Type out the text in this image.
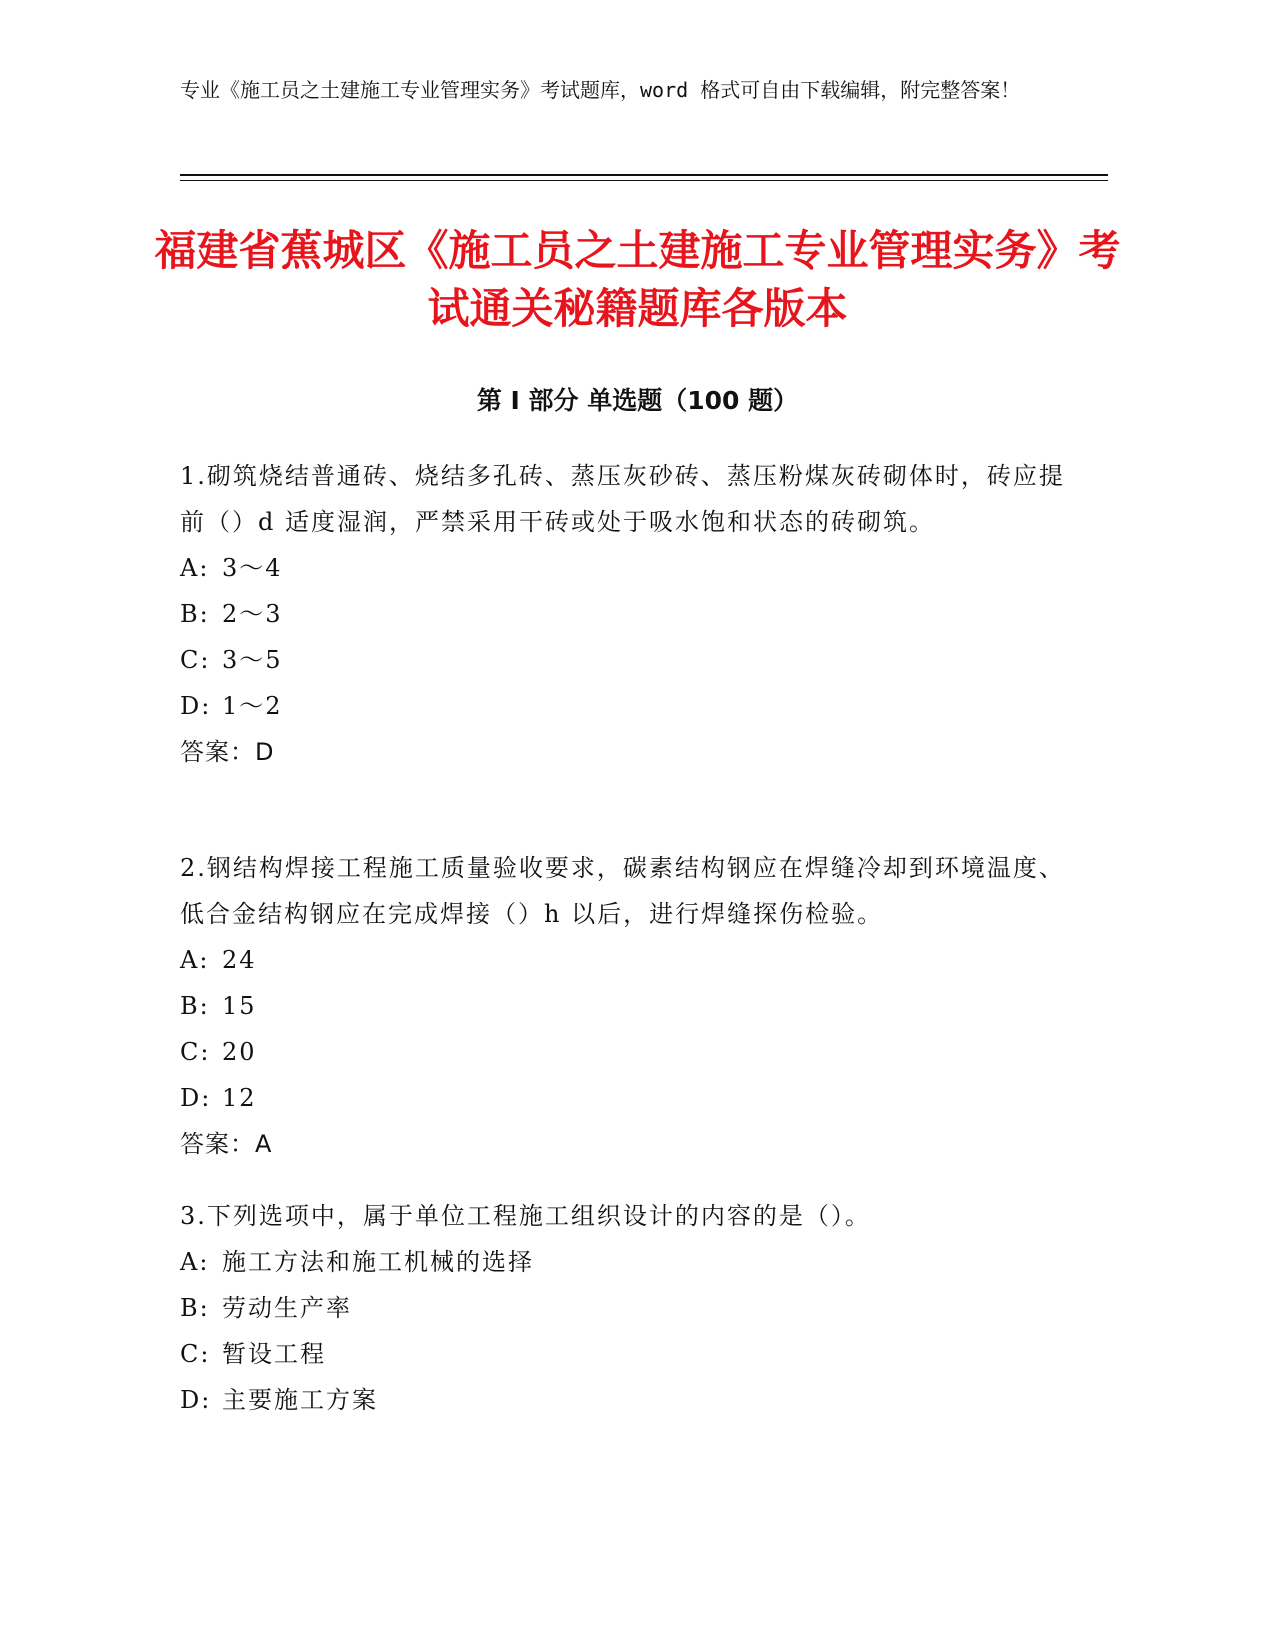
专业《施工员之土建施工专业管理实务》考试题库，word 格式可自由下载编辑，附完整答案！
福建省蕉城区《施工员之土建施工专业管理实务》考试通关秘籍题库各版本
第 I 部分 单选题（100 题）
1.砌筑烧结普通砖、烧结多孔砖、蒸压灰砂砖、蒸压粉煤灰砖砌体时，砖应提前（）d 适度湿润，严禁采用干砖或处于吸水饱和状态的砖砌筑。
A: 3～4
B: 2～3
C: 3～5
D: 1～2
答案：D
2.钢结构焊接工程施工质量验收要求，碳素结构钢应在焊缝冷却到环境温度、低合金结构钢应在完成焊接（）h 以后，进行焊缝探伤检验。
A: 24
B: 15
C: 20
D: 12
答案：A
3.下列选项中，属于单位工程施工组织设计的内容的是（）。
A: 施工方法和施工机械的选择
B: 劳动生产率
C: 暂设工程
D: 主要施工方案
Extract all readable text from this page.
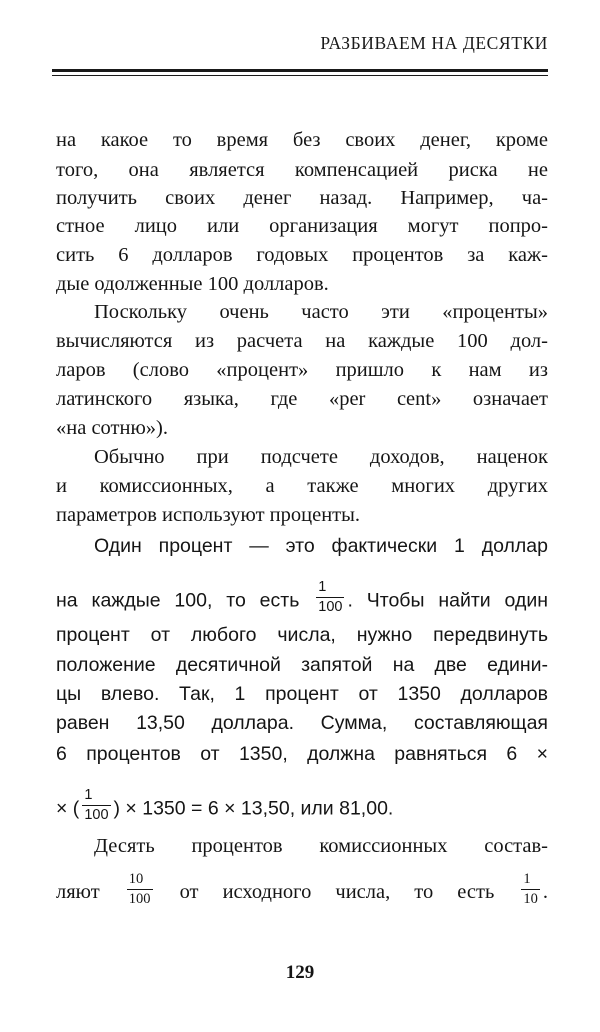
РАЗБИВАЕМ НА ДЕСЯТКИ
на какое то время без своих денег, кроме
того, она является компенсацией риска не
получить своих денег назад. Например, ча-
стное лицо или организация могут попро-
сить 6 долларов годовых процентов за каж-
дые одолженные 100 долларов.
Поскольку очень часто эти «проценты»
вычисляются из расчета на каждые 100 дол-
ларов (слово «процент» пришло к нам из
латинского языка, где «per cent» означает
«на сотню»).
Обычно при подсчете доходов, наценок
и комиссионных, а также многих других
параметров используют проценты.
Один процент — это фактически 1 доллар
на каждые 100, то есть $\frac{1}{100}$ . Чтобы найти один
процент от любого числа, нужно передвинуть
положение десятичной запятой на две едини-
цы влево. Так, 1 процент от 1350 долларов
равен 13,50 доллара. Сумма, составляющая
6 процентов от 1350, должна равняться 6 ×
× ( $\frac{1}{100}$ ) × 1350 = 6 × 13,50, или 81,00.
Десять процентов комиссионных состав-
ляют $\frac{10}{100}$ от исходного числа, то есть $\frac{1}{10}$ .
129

--

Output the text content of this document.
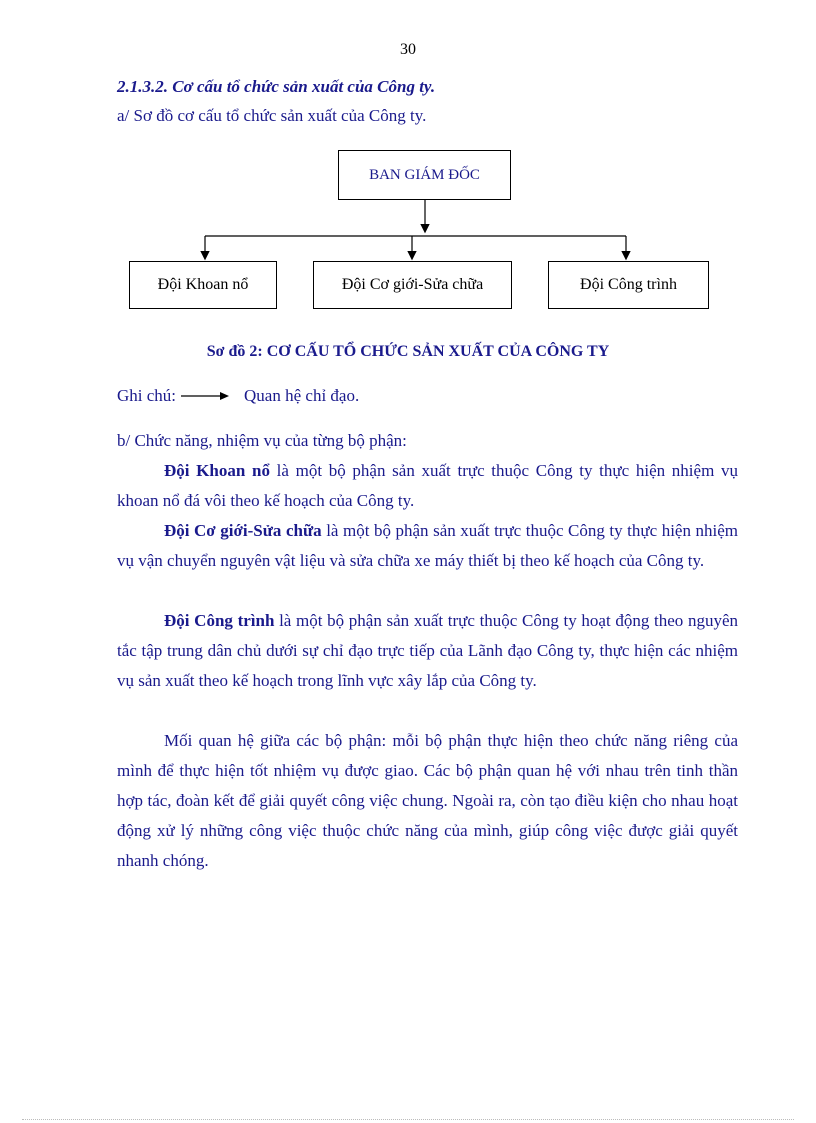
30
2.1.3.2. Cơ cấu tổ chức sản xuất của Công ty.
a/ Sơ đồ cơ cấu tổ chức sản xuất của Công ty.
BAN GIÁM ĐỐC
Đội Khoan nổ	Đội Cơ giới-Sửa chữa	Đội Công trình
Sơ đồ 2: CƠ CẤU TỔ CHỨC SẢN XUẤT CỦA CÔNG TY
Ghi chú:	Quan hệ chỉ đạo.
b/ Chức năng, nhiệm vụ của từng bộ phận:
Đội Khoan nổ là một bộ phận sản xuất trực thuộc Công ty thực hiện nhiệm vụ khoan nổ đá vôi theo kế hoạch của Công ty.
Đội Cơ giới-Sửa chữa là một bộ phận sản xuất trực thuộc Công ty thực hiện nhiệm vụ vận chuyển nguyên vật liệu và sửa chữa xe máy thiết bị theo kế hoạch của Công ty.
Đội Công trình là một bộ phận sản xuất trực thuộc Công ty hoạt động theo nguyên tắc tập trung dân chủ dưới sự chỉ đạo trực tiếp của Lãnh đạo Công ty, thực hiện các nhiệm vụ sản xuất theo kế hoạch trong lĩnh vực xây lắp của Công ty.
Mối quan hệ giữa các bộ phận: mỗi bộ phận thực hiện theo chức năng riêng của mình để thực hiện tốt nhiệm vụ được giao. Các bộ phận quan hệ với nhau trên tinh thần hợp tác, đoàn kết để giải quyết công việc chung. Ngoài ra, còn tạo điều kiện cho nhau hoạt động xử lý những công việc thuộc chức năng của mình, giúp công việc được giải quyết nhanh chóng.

-- Goal --
Pick out all the lines with the word "процентов" in them and copy them.

-- Complete response --
сить 6 долларов годовых процентов за каж-
6 процентов от 1350, должна равняться 6 ×
Десять процентов комиссионных состав-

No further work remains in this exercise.